Collect every line of the records below that contains the word "icon".

====== Data for this task ======

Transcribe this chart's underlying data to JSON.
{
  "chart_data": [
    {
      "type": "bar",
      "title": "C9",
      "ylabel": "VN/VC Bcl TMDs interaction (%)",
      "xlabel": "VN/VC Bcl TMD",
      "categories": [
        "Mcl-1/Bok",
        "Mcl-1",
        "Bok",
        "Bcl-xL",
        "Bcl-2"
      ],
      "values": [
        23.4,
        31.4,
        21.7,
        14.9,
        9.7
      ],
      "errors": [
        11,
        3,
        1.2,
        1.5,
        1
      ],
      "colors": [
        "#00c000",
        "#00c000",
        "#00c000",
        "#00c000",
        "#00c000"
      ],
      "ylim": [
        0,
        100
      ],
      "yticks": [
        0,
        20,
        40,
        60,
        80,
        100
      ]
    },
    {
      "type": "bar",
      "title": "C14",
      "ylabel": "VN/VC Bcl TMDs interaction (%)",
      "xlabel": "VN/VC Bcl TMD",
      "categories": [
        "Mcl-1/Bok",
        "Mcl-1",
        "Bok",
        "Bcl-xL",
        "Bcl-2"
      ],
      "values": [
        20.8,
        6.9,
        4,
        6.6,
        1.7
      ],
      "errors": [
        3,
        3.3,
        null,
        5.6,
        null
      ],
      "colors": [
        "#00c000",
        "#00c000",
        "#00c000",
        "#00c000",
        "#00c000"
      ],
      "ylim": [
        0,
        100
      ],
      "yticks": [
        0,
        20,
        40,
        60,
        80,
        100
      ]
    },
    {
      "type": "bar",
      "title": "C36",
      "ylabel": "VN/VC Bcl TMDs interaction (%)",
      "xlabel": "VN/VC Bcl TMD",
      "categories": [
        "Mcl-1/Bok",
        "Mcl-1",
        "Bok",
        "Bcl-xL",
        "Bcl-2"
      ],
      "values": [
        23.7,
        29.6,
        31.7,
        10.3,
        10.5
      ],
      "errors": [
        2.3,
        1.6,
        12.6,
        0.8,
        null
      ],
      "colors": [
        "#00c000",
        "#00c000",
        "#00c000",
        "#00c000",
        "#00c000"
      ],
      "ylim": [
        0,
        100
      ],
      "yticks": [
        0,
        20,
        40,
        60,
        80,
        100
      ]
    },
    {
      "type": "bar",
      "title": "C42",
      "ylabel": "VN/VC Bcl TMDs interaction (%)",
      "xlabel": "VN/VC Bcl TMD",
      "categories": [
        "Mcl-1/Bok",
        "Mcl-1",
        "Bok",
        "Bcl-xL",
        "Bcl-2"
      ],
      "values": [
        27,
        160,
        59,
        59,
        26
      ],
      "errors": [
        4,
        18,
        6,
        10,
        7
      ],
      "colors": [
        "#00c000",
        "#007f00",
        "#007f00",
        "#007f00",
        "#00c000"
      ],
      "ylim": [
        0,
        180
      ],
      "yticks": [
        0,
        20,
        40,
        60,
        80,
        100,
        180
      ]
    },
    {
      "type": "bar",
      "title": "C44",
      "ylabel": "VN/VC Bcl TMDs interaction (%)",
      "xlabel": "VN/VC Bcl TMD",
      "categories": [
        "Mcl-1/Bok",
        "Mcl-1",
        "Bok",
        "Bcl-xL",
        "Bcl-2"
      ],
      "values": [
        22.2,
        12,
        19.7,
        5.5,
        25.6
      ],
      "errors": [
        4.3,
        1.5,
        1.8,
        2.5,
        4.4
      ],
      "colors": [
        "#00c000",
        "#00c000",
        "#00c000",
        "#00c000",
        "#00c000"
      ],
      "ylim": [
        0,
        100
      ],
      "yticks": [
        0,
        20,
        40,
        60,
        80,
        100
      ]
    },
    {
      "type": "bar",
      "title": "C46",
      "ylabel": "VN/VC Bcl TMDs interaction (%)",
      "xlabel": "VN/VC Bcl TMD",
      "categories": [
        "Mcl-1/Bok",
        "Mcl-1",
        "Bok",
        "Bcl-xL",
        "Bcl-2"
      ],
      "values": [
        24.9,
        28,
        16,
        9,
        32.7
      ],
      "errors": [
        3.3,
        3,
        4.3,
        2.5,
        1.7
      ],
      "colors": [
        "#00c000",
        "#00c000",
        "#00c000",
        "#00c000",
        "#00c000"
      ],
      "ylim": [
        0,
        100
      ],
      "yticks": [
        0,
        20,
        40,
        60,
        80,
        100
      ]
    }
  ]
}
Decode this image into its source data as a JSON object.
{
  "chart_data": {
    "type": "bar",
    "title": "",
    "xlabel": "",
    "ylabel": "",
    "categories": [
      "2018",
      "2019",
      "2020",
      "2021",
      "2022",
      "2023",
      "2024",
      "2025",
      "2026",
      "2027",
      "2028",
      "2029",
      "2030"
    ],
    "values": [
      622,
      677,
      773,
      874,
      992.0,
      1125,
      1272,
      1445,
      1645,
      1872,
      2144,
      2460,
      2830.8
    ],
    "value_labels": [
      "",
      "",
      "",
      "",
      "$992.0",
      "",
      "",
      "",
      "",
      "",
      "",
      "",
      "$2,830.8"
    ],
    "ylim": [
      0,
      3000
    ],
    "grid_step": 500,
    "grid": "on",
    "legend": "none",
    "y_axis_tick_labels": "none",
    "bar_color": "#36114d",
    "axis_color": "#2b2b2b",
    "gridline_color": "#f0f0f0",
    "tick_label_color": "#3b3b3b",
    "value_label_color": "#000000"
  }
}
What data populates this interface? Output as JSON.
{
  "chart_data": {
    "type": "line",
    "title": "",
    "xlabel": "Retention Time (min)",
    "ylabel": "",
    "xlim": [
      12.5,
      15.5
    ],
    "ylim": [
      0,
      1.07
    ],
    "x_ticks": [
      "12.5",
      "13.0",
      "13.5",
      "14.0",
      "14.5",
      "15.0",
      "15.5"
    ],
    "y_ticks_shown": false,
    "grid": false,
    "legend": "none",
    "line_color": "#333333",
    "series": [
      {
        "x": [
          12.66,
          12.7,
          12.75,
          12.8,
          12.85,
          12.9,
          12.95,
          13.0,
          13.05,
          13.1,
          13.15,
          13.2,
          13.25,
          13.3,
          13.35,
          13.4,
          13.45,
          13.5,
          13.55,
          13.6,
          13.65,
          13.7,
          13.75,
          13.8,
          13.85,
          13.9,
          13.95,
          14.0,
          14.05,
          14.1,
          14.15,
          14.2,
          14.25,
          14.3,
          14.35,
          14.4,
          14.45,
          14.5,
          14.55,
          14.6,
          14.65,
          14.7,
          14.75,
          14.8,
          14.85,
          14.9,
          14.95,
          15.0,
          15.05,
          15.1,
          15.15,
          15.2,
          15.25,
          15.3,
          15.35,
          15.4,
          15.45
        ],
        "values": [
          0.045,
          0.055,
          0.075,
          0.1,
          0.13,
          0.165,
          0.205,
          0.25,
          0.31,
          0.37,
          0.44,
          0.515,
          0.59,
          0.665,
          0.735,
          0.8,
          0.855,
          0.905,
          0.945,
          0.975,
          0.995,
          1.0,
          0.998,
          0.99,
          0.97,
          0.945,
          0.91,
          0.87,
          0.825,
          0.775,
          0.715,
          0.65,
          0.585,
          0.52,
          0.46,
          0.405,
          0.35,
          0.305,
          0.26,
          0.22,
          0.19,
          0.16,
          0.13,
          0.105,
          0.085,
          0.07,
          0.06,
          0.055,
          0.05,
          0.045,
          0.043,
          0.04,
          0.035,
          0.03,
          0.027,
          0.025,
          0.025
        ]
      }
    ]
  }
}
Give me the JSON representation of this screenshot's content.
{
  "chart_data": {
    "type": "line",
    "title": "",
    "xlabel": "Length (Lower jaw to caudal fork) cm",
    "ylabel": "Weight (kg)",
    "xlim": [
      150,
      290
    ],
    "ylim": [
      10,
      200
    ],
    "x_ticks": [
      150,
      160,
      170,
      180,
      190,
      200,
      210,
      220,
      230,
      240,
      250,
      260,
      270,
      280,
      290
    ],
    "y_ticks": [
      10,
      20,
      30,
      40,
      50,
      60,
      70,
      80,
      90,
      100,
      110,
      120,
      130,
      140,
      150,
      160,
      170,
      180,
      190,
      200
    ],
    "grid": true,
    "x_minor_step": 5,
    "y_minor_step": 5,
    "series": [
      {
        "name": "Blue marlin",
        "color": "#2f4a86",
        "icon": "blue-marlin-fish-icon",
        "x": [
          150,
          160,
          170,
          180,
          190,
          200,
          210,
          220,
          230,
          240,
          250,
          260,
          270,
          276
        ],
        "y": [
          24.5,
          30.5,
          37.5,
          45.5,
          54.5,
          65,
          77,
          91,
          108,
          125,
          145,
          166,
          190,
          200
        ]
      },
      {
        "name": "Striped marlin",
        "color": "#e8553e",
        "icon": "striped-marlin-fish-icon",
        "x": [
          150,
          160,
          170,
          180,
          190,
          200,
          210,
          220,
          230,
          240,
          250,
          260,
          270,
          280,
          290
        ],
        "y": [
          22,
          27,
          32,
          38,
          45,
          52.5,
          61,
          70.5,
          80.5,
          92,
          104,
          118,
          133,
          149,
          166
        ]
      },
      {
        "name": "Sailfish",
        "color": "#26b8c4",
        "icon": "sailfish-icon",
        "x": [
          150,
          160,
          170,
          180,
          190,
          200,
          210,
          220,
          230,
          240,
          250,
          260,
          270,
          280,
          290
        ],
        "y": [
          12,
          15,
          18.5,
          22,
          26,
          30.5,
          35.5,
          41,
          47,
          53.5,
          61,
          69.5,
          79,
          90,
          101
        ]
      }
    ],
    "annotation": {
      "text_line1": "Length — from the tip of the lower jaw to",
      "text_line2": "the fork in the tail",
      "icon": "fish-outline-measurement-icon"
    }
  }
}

======

Result of this task:
        "icon": "blue-marlin-fish-icon",
        "icon": "striped-marlin-fish-icon",
        "icon": "sailfish-icon",
      "icon": "fish-outline-measurement-icon"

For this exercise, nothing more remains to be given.